* The records *
(begin)

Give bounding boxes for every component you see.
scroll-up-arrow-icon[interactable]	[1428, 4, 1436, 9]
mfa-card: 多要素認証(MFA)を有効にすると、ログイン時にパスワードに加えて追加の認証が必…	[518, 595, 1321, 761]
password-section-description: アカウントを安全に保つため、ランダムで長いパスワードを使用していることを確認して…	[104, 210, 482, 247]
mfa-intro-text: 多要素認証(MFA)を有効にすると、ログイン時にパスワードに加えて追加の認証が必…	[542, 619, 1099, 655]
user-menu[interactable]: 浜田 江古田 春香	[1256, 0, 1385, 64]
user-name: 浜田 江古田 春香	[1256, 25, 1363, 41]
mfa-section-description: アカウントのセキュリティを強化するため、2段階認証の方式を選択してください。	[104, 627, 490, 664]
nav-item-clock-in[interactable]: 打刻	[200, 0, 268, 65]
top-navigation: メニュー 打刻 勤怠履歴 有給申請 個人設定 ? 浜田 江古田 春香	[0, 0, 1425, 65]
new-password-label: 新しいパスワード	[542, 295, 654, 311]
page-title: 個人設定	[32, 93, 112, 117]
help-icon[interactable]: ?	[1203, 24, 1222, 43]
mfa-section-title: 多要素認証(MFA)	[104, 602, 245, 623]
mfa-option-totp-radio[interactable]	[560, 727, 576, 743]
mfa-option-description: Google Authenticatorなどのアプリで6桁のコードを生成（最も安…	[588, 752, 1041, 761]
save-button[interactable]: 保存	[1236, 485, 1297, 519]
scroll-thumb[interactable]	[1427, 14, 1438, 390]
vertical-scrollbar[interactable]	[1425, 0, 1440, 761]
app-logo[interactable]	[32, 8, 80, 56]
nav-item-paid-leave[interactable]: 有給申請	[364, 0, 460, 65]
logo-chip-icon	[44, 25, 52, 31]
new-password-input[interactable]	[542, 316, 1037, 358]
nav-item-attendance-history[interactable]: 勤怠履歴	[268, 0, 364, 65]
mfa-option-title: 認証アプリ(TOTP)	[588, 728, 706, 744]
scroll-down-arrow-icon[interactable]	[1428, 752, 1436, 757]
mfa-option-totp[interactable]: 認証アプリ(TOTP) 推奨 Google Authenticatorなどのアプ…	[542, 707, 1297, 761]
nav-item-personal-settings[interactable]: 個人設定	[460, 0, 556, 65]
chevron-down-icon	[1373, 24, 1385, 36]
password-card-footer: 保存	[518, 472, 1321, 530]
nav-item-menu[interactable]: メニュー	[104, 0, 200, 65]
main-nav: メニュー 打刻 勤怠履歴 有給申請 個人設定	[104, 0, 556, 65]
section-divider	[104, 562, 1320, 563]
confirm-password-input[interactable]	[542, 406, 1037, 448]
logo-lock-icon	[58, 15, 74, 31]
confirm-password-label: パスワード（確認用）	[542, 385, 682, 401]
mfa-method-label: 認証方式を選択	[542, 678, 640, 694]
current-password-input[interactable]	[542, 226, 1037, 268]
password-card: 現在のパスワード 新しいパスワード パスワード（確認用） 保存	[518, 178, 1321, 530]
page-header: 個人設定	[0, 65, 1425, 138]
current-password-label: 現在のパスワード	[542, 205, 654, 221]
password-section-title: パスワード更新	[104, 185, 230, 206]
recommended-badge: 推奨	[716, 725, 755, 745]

(end)

* Problem statement *
Copy the items word for word, starting at the first line and ending at the line that contains "user-name: 浜田 江古田", with both of those lines included.

* Task response *
Give bounding boxes for every component you see.
scroll-up-arrow-icon[interactable]	[1428, 4, 1436, 9]
mfa-card: 多要素認証(MFA)を有効にすると、ログイン時にパスワードに加えて追加の認証が必…	[518, 595, 1321, 761]
password-section-description: アカウントを安全に保つため、ランダムで長いパスワードを使用していることを確認して…	[104, 210, 482, 247]
mfa-intro-text: 多要素認証(MFA)を有効にすると、ログイン時にパスワードに加えて追加の認証が必…	[542, 619, 1099, 655]
user-menu[interactable]: 浜田 江古田 春香	[1256, 0, 1385, 64]
user-name: 浜田 江古田 春香	[1256, 25, 1363, 41]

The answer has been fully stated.